### Saved entries:
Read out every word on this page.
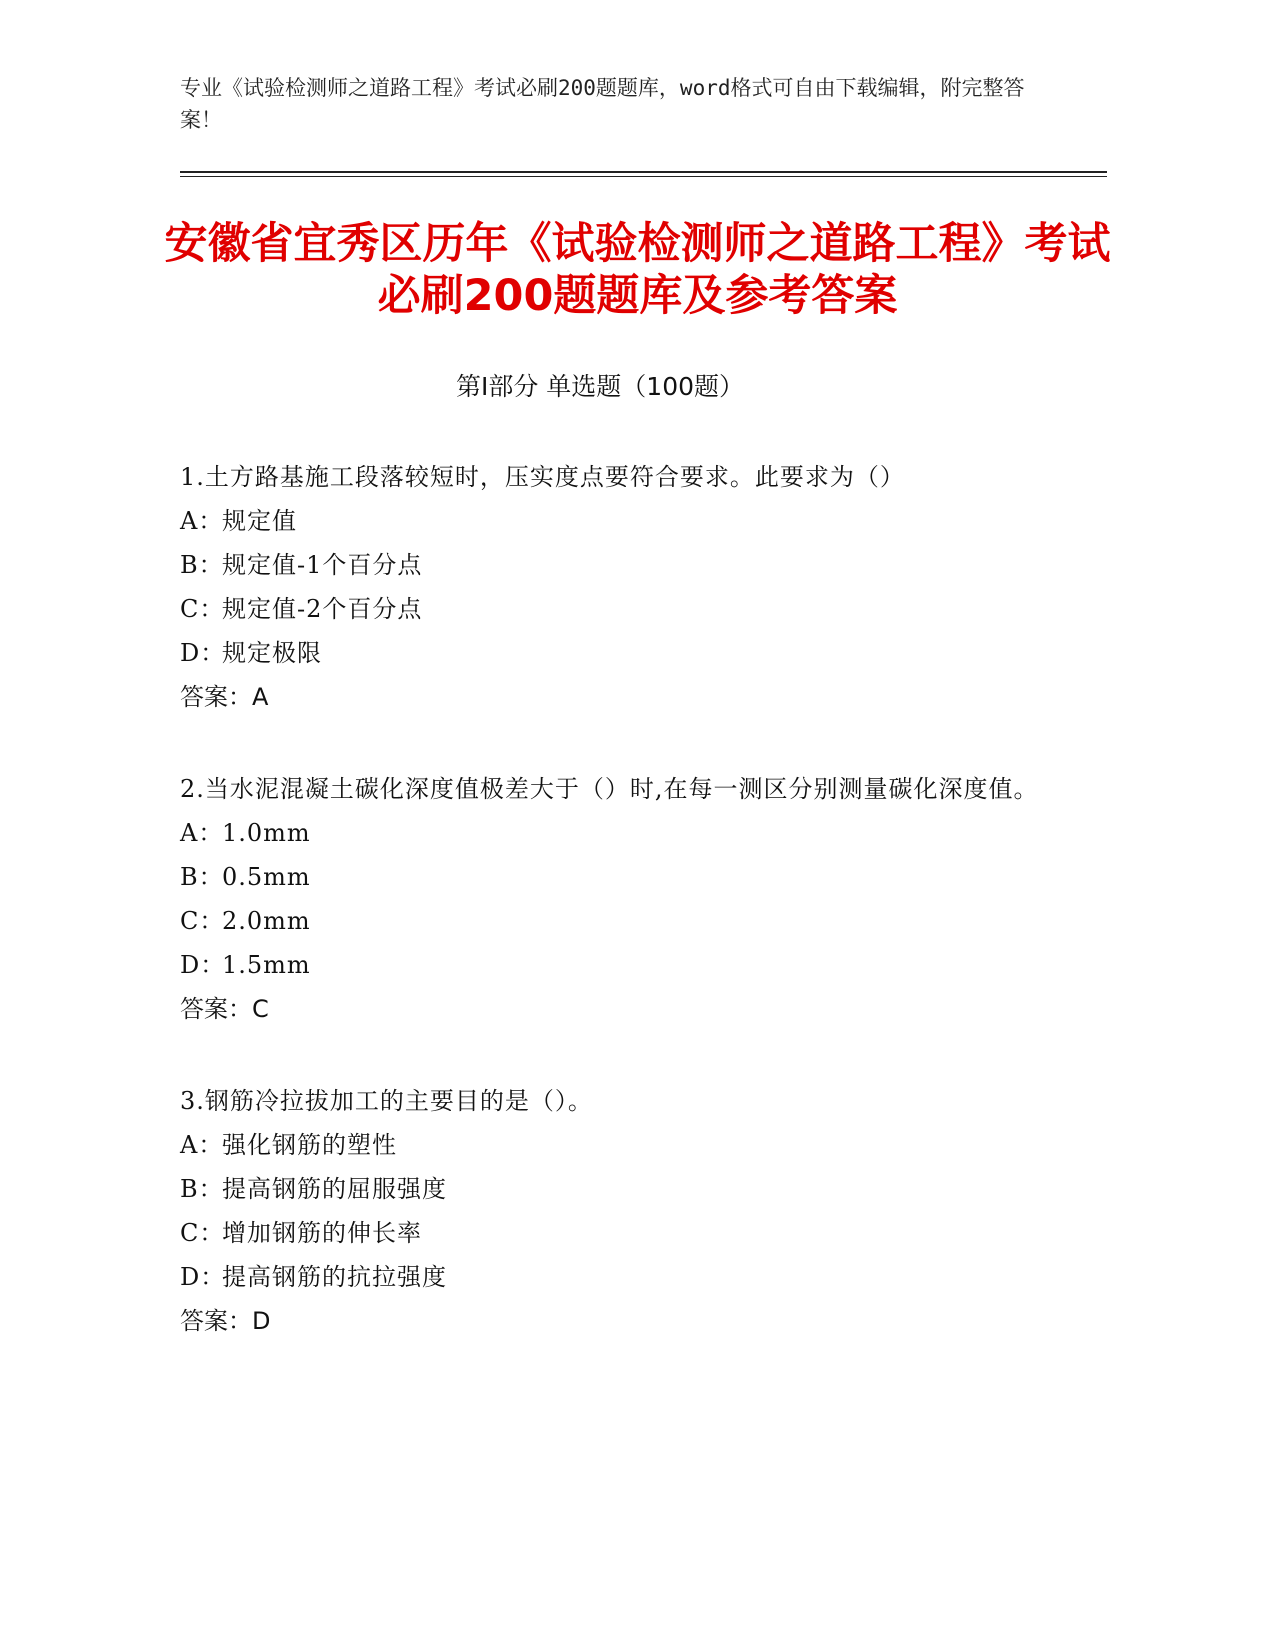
专业《试验检测师之道路工程》考试必刷200题题库，word格式可自由下载编辑，附完整答案！
安徽省宜秀区历年《试验检测师之道路工程》考试必刷200题题库及参考答案
第Ⅰ部分 单选题（100题）
1.土方路基施工段落较短时，压实度点要符合要求。此要求为（）
A：规定值
B：规定值-1个百分点
C：规定值-2个百分点
D：规定极限
答案：A
2.当水泥混凝土碳化深度值极差大于（）时,在每一测区分别测量碳化深度值。
A：1.0mm
B：0.5mm
C：2.0mm
D：1.5mm
答案：C
3.钢筋冷拉拔加工的主要目的是（）。
A：强化钢筋的塑性
B：提高钢筋的屈服强度
C：增加钢筋的伸长率
D：提高钢筋的抗拉强度
答案：D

### Given task:
Restate each line of the records exactly; pictures do not belong in the copy.

### Answer to this exercise:
Read out every word on this page.
专业《试验检测师之道路工程》考试必刷200题题库，word格式可自由下载编辑，附完整答案！
安徽省宜秀区历年《试验检测师之道路工程》考试必刷200题题库及参考答案
第Ⅰ部分 单选题（100题）
1.土方路基施工段落较短时，压实度点要符合要求。此要求为（）
A：规定值
B：规定值-1个百分点
C：规定值-2个百分点
D：规定极限
答案：A
2.当水泥混凝土碳化深度值极差大于（）时,在每一测区分别测量碳化深度值。
A：1.0mm
B：0.5mm
C：2.0mm
D：1.5mm
答案：C
3.钢筋冷拉拔加工的主要目的是（）。
A：强化钢筋的塑性
B：提高钢筋的屈服强度
C：增加钢筋的伸长率
D：提高钢筋的抗拉强度
答案：D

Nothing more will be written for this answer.